## [GIVEN TASK]
Find all lines in the listing that include the word "JSON", then copy them.

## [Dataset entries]

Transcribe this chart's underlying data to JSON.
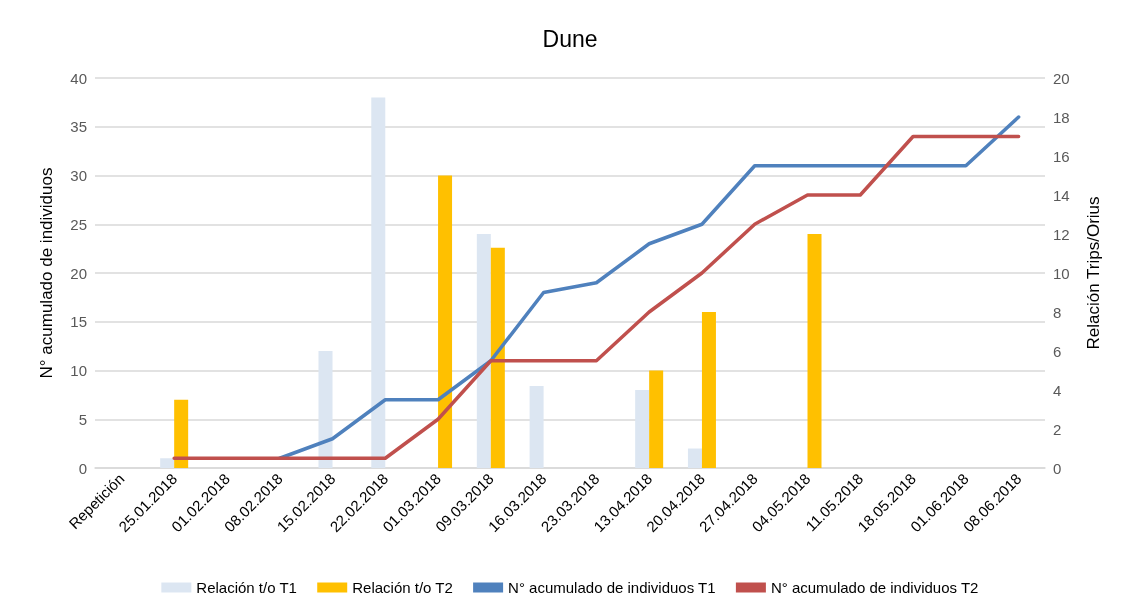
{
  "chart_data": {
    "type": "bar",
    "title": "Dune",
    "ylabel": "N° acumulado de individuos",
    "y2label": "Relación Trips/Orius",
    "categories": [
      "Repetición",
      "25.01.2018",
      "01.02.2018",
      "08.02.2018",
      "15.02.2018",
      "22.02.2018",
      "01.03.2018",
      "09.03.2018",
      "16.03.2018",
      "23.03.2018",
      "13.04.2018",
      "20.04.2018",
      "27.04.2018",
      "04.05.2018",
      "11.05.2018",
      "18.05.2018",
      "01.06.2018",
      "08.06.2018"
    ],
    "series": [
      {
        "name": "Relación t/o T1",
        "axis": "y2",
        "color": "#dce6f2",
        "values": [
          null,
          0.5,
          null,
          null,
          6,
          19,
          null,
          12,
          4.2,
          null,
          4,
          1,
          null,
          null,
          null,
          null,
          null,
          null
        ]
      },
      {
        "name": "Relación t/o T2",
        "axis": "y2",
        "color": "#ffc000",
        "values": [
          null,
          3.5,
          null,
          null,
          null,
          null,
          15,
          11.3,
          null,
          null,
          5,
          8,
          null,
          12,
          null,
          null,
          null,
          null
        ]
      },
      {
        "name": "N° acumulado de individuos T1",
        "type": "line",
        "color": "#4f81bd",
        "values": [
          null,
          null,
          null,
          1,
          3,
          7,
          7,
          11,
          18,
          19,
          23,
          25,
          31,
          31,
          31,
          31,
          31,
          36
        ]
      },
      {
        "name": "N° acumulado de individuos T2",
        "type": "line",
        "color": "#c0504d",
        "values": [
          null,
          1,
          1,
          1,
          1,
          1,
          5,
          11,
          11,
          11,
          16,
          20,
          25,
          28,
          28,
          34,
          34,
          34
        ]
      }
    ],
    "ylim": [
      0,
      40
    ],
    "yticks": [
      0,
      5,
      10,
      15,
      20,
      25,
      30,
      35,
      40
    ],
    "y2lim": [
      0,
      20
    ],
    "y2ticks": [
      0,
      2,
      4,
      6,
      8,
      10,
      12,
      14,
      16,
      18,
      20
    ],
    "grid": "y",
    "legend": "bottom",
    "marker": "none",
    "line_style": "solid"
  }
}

---

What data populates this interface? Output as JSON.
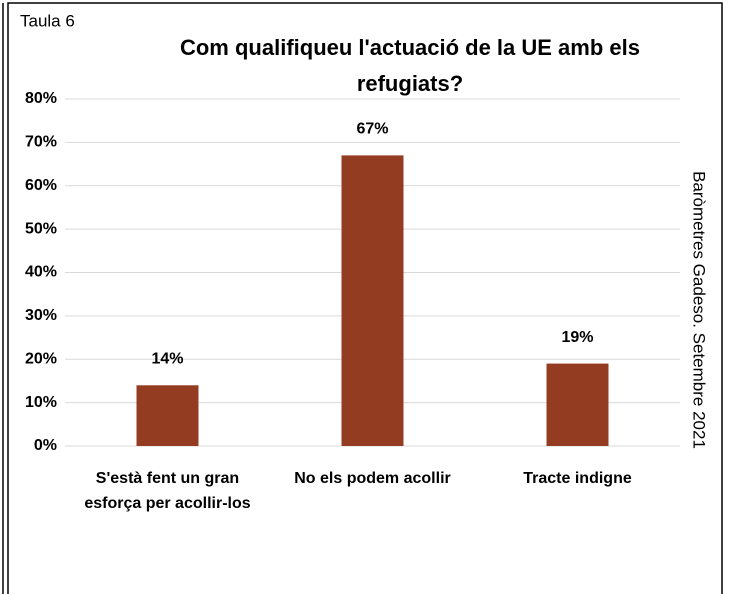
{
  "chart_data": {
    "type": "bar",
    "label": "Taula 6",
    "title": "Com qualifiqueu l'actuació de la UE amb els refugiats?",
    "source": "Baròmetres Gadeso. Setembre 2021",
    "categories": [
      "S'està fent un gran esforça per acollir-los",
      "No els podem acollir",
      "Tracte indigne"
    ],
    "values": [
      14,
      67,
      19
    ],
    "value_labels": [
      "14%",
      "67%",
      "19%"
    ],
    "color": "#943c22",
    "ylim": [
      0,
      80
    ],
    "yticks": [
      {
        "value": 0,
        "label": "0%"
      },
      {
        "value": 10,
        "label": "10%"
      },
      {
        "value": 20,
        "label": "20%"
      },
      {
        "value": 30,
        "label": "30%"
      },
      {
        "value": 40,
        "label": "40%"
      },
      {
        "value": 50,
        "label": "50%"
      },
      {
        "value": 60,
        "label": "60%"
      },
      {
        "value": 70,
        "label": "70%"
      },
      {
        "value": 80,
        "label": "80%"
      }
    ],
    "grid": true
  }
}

## [ANSWER TO THIS EXERCISE]
Transcribe this chart's underlying data to JSON.
What data populates this interface? Output as JSON.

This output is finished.